┌──

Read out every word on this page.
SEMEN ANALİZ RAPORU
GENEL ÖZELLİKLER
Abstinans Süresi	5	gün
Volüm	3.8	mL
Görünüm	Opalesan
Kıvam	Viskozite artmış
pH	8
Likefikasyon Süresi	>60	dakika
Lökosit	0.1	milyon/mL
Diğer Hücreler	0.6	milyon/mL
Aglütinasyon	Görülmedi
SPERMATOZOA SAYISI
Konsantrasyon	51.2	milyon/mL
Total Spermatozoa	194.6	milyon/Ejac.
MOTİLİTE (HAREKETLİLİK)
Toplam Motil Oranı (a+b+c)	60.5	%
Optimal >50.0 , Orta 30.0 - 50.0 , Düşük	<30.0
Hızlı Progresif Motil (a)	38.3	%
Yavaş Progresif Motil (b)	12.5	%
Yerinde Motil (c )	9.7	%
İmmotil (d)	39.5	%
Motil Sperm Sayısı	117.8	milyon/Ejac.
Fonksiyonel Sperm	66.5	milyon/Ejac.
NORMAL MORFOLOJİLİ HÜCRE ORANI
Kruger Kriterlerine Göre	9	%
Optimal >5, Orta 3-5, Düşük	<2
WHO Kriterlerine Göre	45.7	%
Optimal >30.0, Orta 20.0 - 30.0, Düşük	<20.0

└──

== Your goal ==
Each line of the material should be echoed exactly.

== Answer in full ==
Read out every word on this page.
SEMEN ANALİZ RAPORU
GENEL ÖZELLİKLER
Abstinans Süresi	5	gün
Volüm	3.8	mL
Görünüm	Opalesan
Kıvam	Viskozite artmış
pH	8
Likefikasyon Süresi	>60	dakika
Lökosit	0.1	milyon/mL
Diğer Hücreler	0.6	milyon/mL
Aglütinasyon	Görülmedi
SPERMATOZOA SAYISI
Konsantrasyon	51.2	milyon/mL
Total Spermatozoa	194.6	milyon/Ejac.
MOTİLİTE (HAREKETLİLİK)
Toplam Motil Oranı (a+b+c)	60.5	%
Optimal >50.0 , Orta 30.0 - 50.0 , Düşük	<30.0
Hızlı Progresif Motil (a)	38.3	%
Yavaş Progresif Motil (b)	12.5	%
Yerinde Motil (c )	9.7	%
İmmotil (d)	39.5	%
Motil Sperm Sayısı	117.8	milyon/Ejac.
Fonksiyonel Sperm	66.5	milyon/Ejac.
NORMAL MORFOLOJİLİ HÜCRE ORANI
Kruger Kriterlerine Göre	9	%
Optimal >5, Orta 3-5, Düşük	<2
WHO Kriterlerine Göre	45.7	%
Optimal >30.0, Orta 20.0 - 30.0, Düşük	<20.0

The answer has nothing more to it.